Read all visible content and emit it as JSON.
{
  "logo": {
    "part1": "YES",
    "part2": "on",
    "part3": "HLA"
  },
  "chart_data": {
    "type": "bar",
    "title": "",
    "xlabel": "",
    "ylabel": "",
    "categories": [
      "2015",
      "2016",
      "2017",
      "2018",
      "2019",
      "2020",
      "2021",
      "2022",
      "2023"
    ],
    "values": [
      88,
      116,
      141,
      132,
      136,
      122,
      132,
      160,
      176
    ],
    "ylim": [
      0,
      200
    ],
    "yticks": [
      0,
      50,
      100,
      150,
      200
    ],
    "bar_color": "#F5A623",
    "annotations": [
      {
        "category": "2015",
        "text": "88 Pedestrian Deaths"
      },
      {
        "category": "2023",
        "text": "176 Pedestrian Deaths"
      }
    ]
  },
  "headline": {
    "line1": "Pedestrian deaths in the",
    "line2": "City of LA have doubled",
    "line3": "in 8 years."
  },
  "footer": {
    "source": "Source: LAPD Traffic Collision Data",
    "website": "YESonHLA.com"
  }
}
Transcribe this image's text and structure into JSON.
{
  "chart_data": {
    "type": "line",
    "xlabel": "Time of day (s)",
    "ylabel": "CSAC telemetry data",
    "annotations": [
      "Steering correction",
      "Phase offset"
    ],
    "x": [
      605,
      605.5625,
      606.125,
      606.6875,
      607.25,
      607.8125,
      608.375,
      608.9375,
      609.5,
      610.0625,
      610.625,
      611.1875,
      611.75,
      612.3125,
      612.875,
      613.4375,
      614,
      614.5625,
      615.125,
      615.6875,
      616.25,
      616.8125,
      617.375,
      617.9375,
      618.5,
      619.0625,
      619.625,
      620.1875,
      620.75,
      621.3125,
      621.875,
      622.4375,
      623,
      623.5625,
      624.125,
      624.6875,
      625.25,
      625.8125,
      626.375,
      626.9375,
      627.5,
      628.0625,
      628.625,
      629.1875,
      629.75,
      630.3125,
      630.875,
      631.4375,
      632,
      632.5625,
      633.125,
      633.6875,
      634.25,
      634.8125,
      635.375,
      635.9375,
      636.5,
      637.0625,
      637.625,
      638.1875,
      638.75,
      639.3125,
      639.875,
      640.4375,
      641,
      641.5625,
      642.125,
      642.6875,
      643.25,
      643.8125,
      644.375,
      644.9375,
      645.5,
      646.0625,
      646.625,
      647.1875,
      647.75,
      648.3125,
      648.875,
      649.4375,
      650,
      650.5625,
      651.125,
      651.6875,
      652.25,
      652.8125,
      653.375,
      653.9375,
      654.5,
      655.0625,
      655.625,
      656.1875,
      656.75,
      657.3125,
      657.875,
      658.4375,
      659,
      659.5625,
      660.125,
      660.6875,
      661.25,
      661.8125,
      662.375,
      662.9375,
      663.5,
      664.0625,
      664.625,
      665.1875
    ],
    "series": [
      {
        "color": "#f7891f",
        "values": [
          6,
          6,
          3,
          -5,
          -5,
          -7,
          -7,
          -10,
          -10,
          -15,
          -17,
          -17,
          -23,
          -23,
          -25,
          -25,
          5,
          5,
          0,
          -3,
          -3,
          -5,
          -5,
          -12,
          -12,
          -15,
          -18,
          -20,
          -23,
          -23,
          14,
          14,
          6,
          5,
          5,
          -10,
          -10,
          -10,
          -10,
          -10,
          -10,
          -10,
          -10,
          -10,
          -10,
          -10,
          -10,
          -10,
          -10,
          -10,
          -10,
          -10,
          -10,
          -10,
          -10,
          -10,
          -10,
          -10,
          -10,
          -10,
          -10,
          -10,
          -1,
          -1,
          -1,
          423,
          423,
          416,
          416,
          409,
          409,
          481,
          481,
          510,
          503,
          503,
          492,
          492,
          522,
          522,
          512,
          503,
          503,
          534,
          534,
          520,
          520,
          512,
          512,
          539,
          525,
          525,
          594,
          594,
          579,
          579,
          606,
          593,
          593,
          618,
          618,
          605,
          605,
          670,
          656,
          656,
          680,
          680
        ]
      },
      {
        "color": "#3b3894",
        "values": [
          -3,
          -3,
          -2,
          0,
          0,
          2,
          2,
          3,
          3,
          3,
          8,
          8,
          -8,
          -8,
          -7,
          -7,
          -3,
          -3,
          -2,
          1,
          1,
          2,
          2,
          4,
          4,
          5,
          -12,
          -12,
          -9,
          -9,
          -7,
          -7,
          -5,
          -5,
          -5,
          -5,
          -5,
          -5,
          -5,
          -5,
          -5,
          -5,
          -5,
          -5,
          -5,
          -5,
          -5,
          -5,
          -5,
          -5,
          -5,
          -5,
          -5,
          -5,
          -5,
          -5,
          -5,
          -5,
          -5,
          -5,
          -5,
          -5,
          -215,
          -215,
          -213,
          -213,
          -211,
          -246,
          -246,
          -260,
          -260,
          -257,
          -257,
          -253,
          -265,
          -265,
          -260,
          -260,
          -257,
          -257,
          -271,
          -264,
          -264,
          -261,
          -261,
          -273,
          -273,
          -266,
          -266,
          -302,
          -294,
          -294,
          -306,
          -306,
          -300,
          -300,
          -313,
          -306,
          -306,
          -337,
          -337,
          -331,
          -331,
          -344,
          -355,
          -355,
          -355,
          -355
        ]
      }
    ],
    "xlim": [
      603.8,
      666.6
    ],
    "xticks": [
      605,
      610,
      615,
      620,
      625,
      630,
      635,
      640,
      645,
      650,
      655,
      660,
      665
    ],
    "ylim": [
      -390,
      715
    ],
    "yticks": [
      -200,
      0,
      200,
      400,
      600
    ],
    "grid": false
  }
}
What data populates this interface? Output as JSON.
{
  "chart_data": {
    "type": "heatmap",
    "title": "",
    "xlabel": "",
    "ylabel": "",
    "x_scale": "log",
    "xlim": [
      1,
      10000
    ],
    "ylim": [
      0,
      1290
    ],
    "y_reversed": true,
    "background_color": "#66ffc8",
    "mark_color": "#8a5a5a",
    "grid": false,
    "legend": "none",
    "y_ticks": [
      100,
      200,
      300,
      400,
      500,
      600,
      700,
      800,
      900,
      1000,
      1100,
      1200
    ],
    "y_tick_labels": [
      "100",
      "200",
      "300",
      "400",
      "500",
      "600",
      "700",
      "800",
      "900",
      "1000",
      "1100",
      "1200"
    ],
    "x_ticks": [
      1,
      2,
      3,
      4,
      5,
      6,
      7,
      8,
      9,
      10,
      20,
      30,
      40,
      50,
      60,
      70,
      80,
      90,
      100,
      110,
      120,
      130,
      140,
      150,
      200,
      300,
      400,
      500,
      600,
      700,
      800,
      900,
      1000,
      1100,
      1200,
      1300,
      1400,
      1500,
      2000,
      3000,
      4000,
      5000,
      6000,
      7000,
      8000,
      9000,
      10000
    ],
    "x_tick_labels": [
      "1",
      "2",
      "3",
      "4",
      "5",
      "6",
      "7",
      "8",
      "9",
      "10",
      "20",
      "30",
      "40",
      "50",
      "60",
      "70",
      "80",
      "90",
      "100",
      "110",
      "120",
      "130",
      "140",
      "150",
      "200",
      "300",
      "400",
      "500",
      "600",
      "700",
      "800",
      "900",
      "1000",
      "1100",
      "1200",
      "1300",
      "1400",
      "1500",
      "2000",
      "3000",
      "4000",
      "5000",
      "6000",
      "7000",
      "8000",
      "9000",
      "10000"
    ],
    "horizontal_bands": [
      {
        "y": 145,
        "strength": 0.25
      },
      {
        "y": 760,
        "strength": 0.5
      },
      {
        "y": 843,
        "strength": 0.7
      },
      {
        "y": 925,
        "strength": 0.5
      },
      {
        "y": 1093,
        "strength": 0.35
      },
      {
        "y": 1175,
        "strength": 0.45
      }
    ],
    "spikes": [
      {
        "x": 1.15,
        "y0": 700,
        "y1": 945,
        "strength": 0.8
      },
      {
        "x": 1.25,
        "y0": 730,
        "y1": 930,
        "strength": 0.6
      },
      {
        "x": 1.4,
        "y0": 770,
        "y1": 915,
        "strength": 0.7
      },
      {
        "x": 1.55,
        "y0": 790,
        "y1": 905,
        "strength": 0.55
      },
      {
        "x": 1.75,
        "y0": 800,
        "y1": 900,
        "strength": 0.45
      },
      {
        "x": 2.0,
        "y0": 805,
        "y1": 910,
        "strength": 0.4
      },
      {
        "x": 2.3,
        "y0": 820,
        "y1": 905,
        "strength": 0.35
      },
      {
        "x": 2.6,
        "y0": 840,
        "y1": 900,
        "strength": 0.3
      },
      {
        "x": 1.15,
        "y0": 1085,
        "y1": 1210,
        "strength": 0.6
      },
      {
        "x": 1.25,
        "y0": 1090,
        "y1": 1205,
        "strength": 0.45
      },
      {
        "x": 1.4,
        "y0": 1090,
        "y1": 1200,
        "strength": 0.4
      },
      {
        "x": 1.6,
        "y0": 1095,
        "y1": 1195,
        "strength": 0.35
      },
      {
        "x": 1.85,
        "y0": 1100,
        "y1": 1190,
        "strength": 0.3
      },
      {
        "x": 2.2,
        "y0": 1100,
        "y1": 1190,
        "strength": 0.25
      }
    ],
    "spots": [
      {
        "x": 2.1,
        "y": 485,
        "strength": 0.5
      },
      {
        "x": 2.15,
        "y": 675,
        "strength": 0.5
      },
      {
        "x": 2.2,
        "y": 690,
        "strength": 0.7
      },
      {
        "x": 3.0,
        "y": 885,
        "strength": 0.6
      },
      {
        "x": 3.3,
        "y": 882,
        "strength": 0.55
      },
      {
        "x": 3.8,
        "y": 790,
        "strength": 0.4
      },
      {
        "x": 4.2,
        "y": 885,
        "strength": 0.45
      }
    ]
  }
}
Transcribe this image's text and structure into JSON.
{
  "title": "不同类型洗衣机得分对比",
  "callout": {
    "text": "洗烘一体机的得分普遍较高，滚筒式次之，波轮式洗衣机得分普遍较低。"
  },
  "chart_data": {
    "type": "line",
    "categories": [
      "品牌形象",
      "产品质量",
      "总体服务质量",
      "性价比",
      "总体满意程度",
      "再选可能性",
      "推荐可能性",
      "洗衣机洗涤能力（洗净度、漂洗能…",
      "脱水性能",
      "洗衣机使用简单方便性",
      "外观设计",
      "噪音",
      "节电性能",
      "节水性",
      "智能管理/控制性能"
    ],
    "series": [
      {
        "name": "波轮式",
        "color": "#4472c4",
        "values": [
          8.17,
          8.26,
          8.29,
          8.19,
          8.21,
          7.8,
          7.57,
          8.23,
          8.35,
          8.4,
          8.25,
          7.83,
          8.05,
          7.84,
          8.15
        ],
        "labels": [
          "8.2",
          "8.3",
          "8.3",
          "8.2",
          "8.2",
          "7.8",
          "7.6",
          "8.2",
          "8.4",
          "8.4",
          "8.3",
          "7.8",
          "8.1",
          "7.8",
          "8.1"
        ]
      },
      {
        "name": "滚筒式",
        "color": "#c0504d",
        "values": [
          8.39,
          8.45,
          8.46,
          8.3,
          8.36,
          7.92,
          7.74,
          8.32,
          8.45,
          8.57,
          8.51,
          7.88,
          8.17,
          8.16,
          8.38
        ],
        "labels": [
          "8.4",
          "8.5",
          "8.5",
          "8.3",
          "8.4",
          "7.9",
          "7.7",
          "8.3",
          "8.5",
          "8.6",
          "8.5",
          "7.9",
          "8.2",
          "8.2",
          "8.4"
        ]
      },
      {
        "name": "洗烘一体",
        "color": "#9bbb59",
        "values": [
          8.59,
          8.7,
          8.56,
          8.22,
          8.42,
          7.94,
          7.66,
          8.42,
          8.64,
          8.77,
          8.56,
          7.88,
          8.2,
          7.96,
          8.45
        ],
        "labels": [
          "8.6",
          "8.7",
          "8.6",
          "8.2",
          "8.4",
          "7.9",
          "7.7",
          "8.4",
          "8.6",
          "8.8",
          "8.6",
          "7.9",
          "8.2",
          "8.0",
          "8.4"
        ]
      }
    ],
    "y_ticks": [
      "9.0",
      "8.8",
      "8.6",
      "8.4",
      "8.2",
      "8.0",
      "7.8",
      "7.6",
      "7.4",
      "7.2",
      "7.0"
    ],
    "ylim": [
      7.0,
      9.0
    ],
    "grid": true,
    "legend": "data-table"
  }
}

### What is needed
Work out how many lines of the data above hold the word "Pedestrian", and write only the count.

### Answer in full
3